TASK BRIEF: Write out all of the records precisely. Skip anything that is a picture.

[Data records]

####

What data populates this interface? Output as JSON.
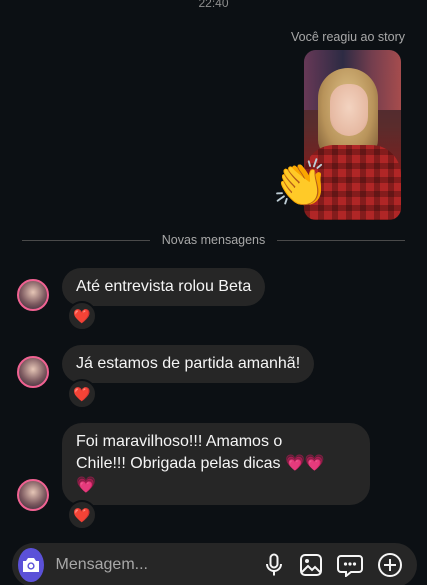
{
  "status": {
    "time": "22:40"
  },
  "story_reply": {
    "label": "Você reagiu ao story",
    "reaction_emoji": "👏"
  },
  "divider": {
    "label": "Novas mensagens"
  },
  "messages": [
    {
      "text": "Até entrevista rolou Beta",
      "reaction": "❤️"
    },
    {
      "text": "Já estamos de partida amanhã!",
      "reaction": "❤️"
    },
    {
      "text": "Foi maravilhoso!!! Amamos o Chile!!! Obrigada pelas dicas 💗💗 💗",
      "line1": "Foi maravilhoso!!! Amamos o",
      "line2": "Chile!!! Obrigada pelas dicas 💗💗",
      "line3": "💗",
      "reaction": "❤️"
    }
  ],
  "composer": {
    "placeholder": "Mensagem...",
    "icons": [
      "camera-icon",
      "microphone-icon",
      "gallery-icon",
      "sticker-icon",
      "plus-icon"
    ]
  },
  "colors": {
    "background": "#0c1014",
    "bubble": "#262626",
    "accent": "#5b51d8"
  }
}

####

SOLUTION:
What data populates this interface? Output as JSON.
{
  "status": {
    "time": "22:40"
  },
  "story_reply": {
    "label": "Você reagiu ao story",
    "reaction_emoji": "👏"
  },
  "divider": {
    "label": "Novas mensagens"
  },
  "messages": [
    {
      "text": "Até entrevista rolou Beta",
      "reaction": "❤️"
    },
    {
      "text": "Já estamos de partida amanhã!",
      "reaction": "❤️"
    },
    {
      "text": "Foi maravilhoso!!! Amamos o Chile!!! Obrigada pelas dicas 💗💗 💗",
      "line1": "Foi maravilhoso!!! Amamos o",
      "line2": "Chile!!! Obrigada pelas dicas 💗💗",
      "line3": "💗",
      "reaction": "❤️"
    }
  ],
  "composer": {
    "placeholder": "Mensagem...",
    "icons": [
      "camera-icon",
      "microphone-icon",
      "gallery-icon",
      "sticker-icon",
      "plus-icon"
    ]
  },
  "colors": {
    "background": "#0c1014",
    "bubble": "#262626",
    "accent": "#5b51d8"
  }
}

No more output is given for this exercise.